►
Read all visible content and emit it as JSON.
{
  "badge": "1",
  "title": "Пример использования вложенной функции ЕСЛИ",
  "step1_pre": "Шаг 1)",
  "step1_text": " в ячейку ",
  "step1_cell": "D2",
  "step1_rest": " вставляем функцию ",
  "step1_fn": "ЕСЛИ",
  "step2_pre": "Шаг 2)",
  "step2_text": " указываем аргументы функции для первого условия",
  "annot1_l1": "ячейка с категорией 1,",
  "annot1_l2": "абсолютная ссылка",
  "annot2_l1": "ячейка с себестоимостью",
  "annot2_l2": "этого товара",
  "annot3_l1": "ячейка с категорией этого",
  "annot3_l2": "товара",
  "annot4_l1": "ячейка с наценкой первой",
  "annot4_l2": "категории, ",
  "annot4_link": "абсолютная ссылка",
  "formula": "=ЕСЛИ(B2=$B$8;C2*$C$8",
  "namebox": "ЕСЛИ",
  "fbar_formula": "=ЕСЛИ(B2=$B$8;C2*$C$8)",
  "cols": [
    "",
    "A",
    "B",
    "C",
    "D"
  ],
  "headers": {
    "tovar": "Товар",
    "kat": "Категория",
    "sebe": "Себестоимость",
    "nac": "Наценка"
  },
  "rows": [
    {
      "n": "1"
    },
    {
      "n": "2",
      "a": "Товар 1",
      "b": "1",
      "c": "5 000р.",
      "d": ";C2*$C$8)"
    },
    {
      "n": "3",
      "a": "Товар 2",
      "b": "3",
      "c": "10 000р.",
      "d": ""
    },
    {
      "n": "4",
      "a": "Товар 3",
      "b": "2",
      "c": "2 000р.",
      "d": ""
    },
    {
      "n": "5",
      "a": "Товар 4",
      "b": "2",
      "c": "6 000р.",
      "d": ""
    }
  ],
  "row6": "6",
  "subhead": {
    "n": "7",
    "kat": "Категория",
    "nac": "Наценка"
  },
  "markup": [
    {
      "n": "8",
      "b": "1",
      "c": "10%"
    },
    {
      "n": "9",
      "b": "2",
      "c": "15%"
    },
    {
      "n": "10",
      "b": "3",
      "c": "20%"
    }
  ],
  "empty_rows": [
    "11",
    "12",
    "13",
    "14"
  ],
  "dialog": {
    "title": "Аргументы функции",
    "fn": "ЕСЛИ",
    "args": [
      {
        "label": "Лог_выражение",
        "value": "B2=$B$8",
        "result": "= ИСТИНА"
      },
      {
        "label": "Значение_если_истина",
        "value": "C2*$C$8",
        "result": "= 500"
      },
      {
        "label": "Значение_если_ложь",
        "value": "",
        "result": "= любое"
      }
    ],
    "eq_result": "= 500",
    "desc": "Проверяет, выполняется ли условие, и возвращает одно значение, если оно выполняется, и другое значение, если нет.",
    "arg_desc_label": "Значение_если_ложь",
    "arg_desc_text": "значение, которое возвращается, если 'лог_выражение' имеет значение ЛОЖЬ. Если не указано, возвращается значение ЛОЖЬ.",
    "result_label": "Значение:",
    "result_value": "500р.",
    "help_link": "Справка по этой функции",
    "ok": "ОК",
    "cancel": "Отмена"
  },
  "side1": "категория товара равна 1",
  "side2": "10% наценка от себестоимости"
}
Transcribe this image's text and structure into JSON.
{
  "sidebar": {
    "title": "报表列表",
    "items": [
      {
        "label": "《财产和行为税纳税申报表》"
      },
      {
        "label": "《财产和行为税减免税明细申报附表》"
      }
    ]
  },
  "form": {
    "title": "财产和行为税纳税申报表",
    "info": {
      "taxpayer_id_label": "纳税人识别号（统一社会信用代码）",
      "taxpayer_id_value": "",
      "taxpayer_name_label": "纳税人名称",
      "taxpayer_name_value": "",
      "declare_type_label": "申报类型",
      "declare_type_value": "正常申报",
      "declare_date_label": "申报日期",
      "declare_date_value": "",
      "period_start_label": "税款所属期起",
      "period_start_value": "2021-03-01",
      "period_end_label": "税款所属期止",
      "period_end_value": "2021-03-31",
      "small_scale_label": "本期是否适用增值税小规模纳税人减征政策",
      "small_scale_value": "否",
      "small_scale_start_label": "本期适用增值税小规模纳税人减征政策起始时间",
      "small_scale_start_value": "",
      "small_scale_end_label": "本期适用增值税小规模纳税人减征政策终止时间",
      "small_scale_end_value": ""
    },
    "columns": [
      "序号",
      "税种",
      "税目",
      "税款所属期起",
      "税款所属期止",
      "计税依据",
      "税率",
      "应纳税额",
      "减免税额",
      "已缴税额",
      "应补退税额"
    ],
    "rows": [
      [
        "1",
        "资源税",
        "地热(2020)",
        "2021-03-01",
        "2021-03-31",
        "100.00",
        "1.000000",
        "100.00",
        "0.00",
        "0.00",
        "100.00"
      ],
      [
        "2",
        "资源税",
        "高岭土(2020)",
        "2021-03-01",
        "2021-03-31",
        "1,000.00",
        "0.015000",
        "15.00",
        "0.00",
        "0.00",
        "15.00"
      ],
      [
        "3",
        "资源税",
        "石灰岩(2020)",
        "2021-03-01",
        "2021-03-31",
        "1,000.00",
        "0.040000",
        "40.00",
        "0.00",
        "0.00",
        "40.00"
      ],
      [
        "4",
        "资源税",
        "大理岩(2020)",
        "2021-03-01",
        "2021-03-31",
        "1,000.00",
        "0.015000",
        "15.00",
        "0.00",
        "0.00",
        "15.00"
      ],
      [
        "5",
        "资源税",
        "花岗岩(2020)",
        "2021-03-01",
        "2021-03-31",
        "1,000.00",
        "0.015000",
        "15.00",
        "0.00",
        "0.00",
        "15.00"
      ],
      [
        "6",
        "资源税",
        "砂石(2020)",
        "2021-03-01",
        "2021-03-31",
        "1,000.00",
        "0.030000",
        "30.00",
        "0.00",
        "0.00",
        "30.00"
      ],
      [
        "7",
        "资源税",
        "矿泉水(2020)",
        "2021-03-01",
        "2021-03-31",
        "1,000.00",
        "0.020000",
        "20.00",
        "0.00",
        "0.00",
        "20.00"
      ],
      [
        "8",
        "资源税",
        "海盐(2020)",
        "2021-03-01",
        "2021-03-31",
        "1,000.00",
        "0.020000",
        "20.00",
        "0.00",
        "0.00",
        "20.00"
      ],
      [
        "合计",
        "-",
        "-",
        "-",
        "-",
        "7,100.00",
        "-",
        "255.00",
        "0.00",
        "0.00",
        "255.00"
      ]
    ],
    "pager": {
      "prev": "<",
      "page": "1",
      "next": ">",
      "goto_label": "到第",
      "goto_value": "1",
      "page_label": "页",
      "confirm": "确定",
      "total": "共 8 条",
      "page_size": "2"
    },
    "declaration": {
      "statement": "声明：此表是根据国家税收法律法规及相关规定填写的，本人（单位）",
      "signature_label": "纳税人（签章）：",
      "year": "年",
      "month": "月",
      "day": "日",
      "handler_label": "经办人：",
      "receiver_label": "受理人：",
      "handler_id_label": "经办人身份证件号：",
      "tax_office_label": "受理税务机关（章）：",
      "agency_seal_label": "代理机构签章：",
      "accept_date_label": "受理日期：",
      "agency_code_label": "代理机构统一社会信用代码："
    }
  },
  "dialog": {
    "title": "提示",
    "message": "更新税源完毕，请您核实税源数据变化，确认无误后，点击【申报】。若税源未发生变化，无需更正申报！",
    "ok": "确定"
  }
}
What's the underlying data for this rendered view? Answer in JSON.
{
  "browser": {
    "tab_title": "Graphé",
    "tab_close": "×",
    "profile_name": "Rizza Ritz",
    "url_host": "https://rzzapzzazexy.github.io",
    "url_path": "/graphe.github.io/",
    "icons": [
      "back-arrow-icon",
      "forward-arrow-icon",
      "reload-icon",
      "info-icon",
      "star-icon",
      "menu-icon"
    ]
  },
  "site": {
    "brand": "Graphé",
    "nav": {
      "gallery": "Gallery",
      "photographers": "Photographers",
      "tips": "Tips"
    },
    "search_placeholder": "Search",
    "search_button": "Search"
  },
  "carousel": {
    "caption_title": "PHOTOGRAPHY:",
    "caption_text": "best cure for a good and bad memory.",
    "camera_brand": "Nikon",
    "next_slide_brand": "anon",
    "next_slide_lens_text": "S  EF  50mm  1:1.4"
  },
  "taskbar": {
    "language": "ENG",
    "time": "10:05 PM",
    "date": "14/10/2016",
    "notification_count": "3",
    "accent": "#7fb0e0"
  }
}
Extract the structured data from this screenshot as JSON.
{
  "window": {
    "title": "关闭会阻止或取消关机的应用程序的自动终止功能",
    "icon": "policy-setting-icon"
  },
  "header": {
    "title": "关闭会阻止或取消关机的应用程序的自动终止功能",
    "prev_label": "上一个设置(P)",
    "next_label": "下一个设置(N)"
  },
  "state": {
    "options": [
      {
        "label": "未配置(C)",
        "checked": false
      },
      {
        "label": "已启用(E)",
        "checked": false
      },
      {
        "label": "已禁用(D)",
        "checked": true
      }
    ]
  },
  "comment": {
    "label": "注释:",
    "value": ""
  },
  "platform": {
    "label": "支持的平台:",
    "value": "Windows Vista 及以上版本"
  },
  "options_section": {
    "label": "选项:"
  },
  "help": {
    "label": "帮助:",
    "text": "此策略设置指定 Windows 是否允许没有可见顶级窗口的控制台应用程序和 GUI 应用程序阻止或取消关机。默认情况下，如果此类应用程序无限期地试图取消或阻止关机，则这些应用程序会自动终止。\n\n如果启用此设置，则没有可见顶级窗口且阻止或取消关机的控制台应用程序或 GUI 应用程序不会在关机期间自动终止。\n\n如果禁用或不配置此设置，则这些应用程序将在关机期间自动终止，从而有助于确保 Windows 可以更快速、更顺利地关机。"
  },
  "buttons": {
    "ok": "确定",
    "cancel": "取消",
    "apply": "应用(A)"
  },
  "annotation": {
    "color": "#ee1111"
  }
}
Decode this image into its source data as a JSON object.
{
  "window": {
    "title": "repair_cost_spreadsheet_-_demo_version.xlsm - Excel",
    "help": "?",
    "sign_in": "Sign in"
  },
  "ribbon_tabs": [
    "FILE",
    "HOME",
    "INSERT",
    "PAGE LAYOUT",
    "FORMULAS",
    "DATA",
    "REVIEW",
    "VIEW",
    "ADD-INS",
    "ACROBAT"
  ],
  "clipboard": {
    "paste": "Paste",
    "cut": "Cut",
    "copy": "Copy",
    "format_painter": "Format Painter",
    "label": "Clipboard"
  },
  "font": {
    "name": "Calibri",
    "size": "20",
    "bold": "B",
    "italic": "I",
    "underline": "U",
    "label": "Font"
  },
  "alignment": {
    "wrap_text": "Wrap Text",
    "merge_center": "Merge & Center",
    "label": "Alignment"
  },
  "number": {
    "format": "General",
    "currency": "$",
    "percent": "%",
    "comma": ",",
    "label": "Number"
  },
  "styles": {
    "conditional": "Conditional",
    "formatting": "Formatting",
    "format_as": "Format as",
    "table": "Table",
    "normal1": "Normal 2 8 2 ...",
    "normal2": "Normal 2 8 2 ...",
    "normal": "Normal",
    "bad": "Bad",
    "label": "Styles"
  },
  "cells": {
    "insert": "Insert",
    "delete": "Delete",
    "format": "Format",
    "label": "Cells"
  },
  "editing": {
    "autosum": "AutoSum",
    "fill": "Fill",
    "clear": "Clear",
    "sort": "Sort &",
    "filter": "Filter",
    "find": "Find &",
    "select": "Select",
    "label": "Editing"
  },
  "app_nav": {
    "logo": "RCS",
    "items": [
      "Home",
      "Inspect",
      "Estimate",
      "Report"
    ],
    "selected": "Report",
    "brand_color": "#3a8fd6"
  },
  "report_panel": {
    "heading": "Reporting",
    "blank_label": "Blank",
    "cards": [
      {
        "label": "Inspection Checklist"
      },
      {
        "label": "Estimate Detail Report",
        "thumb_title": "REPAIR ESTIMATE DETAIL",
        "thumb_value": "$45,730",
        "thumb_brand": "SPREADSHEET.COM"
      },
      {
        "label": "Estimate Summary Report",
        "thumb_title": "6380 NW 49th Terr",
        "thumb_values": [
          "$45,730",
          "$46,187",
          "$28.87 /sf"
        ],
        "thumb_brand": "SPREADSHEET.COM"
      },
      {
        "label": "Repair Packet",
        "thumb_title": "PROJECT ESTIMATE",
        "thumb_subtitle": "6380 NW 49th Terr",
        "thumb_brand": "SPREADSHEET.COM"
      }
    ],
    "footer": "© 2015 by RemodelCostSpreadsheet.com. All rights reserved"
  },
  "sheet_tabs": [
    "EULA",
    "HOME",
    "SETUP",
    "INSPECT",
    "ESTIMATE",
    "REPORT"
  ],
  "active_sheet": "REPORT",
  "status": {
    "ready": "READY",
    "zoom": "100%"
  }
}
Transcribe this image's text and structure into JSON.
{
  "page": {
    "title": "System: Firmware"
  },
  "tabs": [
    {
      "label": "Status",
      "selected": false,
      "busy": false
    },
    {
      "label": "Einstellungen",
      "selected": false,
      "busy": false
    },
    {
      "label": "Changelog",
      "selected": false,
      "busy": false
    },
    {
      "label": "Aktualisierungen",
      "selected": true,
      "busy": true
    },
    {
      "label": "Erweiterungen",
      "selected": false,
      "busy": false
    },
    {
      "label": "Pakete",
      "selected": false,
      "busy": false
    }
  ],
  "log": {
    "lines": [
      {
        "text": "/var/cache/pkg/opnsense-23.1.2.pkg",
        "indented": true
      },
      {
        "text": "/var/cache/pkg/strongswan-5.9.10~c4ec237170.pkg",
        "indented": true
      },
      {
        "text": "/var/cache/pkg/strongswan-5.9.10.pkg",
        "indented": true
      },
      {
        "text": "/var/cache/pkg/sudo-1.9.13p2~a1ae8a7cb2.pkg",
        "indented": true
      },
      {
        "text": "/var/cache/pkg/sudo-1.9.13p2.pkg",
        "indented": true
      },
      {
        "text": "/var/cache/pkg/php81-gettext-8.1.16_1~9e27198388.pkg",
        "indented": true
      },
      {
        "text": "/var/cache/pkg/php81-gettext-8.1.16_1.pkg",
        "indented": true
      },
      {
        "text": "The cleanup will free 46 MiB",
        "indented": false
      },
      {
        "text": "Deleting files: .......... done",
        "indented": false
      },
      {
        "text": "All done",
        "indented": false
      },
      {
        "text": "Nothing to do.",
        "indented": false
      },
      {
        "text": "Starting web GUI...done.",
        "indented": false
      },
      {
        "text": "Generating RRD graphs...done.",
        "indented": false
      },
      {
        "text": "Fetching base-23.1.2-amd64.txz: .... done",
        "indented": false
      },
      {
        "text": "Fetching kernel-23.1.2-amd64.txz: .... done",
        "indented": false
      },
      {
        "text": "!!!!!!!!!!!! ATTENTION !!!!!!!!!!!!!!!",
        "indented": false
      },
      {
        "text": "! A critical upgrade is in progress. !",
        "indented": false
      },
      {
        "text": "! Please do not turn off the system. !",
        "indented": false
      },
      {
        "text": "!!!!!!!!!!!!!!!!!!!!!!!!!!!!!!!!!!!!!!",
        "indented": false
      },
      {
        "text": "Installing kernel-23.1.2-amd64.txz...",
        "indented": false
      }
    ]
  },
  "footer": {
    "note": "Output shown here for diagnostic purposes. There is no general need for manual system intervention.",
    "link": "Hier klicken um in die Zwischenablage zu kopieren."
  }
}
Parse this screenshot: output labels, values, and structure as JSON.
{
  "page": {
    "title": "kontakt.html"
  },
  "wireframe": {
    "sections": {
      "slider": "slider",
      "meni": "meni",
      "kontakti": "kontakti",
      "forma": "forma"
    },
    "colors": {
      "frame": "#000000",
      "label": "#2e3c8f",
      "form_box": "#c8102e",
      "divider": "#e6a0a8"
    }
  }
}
◄
Going through the entries above, tally each line that has the word "github". Answer with the number only.

** RESULT FOR THIS EXERCISE **
2